--- start of Data to use ---

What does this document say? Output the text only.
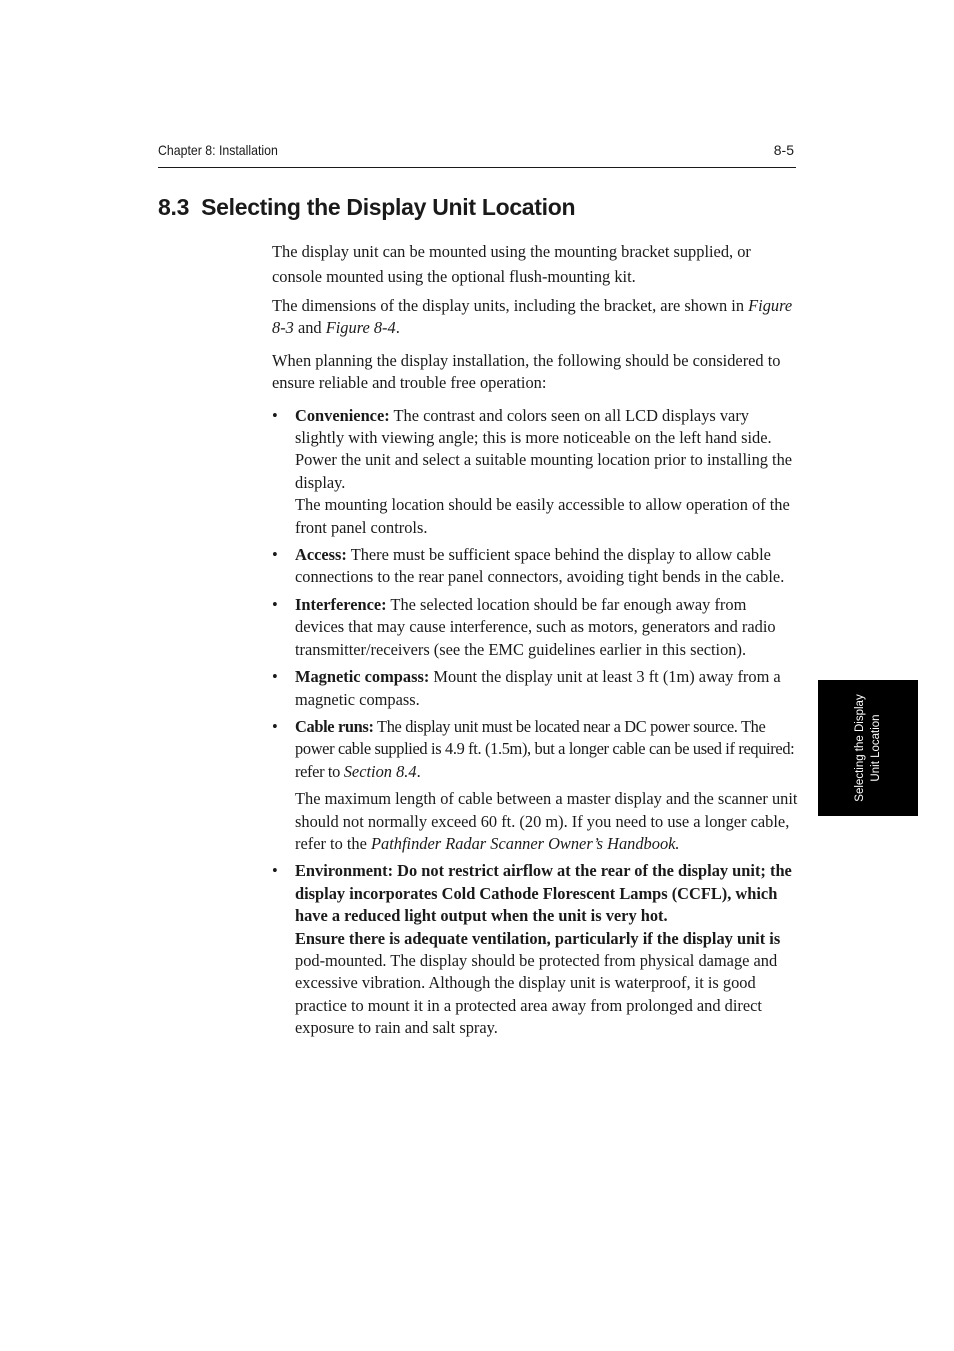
Chapter 8: Installation	8-5
8.3 Selecting the Display Unit Location

The display unit can be mounted using the mounting bracket supplied, or console mounted using the optional flush-mounting kit.

The dimensions of the display units, including the bracket, are shown in Figure 8-3 and Figure 8-4.

When planning the display installation, the following should be considered to ensure reliable and trouble free operation:

• Convenience: The contrast and colors seen on all LCD displays vary slightly with viewing angle; this is more noticeable on the left hand side. Power the unit and select a suitable mounting location prior to installing the display.
The mounting location should be easily accessible to allow operation of the front panel controls.
• Access: There must be sufficient space behind the display to allow cable connections to the rear panel connectors, avoiding tight bends in the cable.
• Interference: The selected location should be far enough away from devices that may cause interference, such as motors, generators and radio transmitter/receivers (see the EMC guidelines earlier in this section).
• Magnetic compass: Mount the display unit at least 3 ft (1m) away from a magnetic compass.
• Cable runs: The display unit must be located near a DC power source. The power cable supplied is 4.9 ft. (1.5m), but a longer cable can be used if required: refer to Section 8.4.
The maximum length of cable between a master display and the scanner unit should not normally exceed 60 ft. (20 m). If you need to use a longer cable, refer to the Pathfinder Radar Scanner Owner’s Handbook.
• Environment: Do not restrict airflow at the rear of the display unit; the display incorporates Cold Cathode Florescent Lamps (CCFL), which have a reduced light output when the unit is very hot.
Ensure there is adequate ventilation, particularly if the display unit is pod-mounted. The display should be protected from physical damage and excessive vibration. Although the display unit is waterproof, it is good practice to mount it in a protected area away from prolonged and direct exposure to rain and salt spray.
Selecting the Display Unit Location
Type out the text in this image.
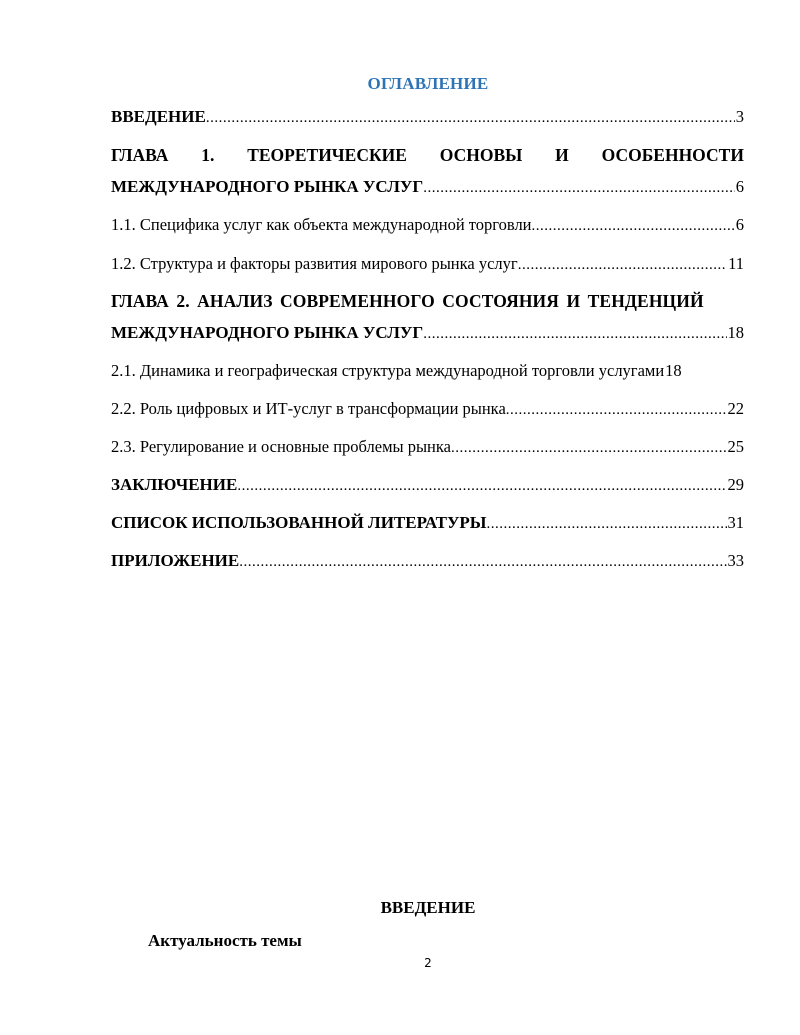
ОГЛАВЛЕНИЕ
ВВЕДЕНИЕ .....	3
ГЛАВА 1. ТЕОРЕТИЧЕСКИЕ ОСНОВЫ И ОСОБЕННОСТИ
МЕЖДУНАРОДНОГО РЫНКА УСЛУГ .....	6
1.1. Специфика услуг как объекта международной торговли .....	6
1.2. Структура и факторы развития мирового рынка услуг .....	11
ГЛАВА 2. АНАЛИЗ СОВРЕМЕННОГО СОСТОЯНИЯ И ТЕНДЕНЦИЙ
МЕЖДУНАРОДНОГО РЫНКА УСЛУГ .....	18
2.1. Динамика и географическая структура международной торговли услугами 18
2.2. Роль цифровых и ИТ-услуг в трансформации рынка .....	22
2.3. Регулирование и основные проблемы рынка .....	25
ЗАКЛЮЧЕНИЕ .....	29
СПИСОК ИСПОЛЬЗОВАННОЙ ЛИТЕРАТУРЫ .....	31
ПРИЛОЖЕНИЕ .....	33
ВВЕДЕНИЕ
Актуальность темы
2
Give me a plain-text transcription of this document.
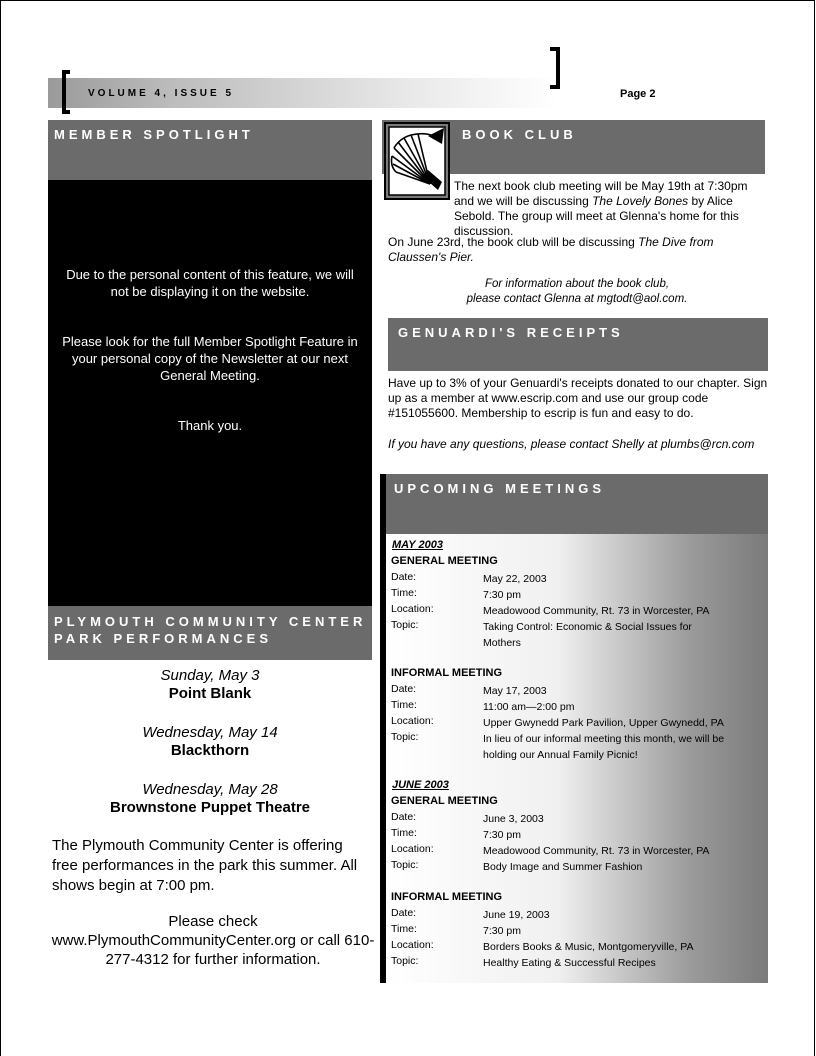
VOLUME 4, ISSUE 5	Page 2
MEMBER SPOTLIGHT

Due to the personal content of this feature, we will not be displaying it on the website.

Please look for the full Member Spotlight Feature in your personal copy of the Newsletter at our next General Meeting.

Thank you.

PLYMOUTH COMMUNITY CENTER
PARK PERFORMANCES
Sunday, May 3
Point Blank
Wednesday, May 14
Blackthorn
Wednesday, May 28
Brownstone Puppet Theatre
The Plymouth Community Center is offering free performances in the park this summer. All shows begin at 7:00 pm.
Please check www.PlymouthCommunityCenter.org or call 610-277-4312 for further information.
BOOK CLUB
The next book club meeting will be May 19th at 7:30pm and we will be discussing The Lovely Bones by Alice Sebold. The group will meet at Glenna's home for this discussion.
On June 23rd, the book club will be discussing The Dive from Claussen's Pier.
For information about the book club,
please contact Glenna at mgtodt@aol.com.
GENUARDI'S RECEIPTS
Have up to 3% of your Genuardi's receipts donated to our chapter. Sign up as a member at www.escrip.com and use our group code #151055600. Membership to escrip is fun and easy to do.
If you have any questions, please contact Shelly at plumbs@rcn.com
UPCOMING MEETINGS
MAY 2003
GENERAL MEETING
Date:	May 22, 2003
Time:	7:30 pm
Location:	Meadowood Community, Rt. 73 in Worcester, PA
Topic:	Taking Control: Economic & Social Issues for Mothers
INFORMAL MEETING
Date:	May 17, 2003
Time:	11:00 am—2:00 pm
Location:	Upper Gwynedd Park Pavilion, Upper Gwynedd, PA
Topic:	In lieu of our informal meeting this month, we will be holding our Annual Family Picnic!
JUNE 2003
GENERAL MEETING
Date:	June 3, 2003
Time:	7:30 pm
Location:	Meadowood Community, Rt. 73 in Worcester, PA
Topic:	Body Image and Summer Fashion
INFORMAL MEETING
Date:	June 19, 2003
Time:	7:30 pm
Location:	Borders Books & Music, Montgomeryville, PA
Topic:	Healthy Eating & Successful Recipes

--- end of Data to use ---

**Stated task:** In the data above, count the lines where the word "longer" appears; reply with the number only.

**Output for this task:** 2